## Exercise
Please format the lines as a JSON list of strings with one string per line and no blank lines, beginning at the first line and stopping after the line that contains "line-number: 1 [412, 111, 443, 125]".

---------- Supplied material

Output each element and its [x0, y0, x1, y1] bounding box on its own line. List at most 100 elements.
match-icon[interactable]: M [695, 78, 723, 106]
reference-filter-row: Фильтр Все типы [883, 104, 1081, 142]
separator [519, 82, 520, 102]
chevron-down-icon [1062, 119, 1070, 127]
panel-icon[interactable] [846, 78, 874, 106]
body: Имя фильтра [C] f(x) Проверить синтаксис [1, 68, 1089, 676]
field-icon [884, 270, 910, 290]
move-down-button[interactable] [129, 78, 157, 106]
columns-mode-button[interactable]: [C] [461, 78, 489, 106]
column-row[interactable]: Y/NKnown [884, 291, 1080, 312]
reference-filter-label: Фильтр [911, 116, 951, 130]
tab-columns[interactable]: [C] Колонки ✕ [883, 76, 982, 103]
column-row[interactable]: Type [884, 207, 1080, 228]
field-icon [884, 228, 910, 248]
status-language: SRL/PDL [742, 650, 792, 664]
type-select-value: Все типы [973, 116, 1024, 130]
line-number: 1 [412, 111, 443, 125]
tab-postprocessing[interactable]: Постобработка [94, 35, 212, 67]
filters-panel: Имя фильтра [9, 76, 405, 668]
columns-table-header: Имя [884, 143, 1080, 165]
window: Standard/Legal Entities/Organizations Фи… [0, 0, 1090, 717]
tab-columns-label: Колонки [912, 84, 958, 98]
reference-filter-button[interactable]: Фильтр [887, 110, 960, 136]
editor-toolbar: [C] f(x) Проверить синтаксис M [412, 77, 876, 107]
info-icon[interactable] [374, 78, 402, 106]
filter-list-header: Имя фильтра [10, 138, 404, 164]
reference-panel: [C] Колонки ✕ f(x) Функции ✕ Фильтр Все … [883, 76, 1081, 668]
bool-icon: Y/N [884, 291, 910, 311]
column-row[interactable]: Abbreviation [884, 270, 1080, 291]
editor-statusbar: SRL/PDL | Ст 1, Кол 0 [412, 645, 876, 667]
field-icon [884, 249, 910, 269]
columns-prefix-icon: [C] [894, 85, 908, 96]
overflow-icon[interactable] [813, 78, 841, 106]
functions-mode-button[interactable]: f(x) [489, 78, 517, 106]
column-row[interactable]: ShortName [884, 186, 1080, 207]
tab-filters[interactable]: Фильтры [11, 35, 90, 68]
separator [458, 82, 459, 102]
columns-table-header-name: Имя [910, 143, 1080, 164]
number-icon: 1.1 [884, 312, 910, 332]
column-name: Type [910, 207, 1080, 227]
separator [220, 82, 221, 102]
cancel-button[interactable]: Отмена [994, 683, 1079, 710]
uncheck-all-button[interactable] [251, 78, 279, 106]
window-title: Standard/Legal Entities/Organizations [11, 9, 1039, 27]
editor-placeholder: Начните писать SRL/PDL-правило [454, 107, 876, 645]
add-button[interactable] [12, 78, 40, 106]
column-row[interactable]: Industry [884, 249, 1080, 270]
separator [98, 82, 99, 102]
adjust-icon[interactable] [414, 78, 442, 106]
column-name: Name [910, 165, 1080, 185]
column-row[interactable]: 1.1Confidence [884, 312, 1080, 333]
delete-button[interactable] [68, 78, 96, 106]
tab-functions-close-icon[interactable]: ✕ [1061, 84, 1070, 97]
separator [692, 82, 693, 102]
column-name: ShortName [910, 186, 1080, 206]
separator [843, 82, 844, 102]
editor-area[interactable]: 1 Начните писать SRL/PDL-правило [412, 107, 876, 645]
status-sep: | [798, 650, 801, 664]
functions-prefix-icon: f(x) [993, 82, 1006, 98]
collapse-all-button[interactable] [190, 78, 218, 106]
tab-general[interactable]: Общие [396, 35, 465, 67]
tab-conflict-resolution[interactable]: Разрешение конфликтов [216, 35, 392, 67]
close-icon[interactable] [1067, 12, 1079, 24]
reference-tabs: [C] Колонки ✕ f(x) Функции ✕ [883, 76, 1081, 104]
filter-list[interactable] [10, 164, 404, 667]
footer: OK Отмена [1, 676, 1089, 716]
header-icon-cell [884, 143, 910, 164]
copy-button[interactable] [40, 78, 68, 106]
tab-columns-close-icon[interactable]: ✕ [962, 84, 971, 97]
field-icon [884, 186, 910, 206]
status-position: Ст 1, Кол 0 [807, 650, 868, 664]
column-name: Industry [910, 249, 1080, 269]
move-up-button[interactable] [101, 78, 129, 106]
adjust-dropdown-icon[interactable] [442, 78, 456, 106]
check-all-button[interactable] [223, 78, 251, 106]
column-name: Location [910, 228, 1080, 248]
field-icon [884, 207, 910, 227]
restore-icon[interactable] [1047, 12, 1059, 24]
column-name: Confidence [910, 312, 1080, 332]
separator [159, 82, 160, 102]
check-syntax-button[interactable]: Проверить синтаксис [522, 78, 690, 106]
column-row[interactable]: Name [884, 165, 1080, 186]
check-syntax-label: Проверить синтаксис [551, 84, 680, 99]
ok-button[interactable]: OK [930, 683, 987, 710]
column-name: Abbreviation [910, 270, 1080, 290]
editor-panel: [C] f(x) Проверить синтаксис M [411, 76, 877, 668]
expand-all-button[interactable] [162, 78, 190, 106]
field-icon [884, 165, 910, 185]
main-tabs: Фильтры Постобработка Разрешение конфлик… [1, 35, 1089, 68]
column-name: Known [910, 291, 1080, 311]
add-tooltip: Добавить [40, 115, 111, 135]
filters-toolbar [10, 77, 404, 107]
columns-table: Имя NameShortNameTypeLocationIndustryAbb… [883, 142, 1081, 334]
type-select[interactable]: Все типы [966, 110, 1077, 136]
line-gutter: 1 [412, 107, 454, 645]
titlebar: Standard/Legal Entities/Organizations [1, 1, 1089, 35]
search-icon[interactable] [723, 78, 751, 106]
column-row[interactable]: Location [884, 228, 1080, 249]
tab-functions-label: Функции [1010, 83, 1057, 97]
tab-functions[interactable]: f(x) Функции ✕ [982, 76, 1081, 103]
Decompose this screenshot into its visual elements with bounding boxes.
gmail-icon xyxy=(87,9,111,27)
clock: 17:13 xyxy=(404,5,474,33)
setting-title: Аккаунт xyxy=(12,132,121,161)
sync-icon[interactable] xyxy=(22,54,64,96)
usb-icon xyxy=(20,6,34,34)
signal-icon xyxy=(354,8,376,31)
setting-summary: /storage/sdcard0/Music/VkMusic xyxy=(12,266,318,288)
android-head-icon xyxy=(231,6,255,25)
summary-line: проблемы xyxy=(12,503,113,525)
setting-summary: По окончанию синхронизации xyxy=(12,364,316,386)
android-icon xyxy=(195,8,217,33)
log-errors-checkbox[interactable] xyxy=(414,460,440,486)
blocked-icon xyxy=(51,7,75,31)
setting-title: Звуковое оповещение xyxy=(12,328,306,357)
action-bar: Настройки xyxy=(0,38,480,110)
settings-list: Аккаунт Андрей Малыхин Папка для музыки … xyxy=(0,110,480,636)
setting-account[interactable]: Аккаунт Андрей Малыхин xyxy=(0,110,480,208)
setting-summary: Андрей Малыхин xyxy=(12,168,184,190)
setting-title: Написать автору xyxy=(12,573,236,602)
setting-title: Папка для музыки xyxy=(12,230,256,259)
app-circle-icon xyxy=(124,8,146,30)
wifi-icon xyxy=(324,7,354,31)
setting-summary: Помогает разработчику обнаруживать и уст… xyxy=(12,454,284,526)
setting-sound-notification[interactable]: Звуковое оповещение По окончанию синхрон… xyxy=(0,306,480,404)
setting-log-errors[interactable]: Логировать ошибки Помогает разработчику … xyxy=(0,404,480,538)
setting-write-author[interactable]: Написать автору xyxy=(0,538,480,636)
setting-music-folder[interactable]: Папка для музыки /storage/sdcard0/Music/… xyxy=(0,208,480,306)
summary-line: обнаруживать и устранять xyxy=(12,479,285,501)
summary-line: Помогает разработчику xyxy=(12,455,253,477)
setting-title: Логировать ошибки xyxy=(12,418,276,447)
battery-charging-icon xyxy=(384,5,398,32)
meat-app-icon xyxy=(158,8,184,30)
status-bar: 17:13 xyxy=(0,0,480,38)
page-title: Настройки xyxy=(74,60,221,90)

--------------------

## Solution below
[
  "Output each element and its [x0, y0, x1, y1] bounding box on its own line. List at most 100 elements.",
  "match-icon[interactable]: M [695, 78, 723, 106]",
  "reference-filter-row: Фильтр Все типы [883, 104, 1081, 142]",
  "separator [519, 82, 520, 102]",
  "chevron-down-icon [1062, 119, 1070, 127]",
  "panel-icon[interactable] [846, 78, 874, 106]",
  "body: Имя фильтра [C] f(x) Проверить синтаксис [1, 68, 1089, 676]",
  "field-icon [884, 270, 910, 290]",
  "move-down-button[interactable] [129, 78, 157, 106]",
  "columns-mode-button[interactable]: [C] [461, 78, 489, 106]",
  "column-row[interactable]: Y/NKnown [884, 291, 1080, 312]",
  "reference-filter-label: Фильтр [911, 116, 951, 130]",
  "tab-columns[interactable]: [C] Колонки ✕ [883, 76, 982, 103]",
  "column-row[interactable]: Type [884, 207, 1080, 228]",
  "field-icon [884, 228, 910, 248]",
  "status-language: SRL/PDL [742, 650, 792, 664]",
  "type-select-value: Все типы [973, 116, 1024, 130]",
  "line-number: 1 [412, 111, 443, 125]"
]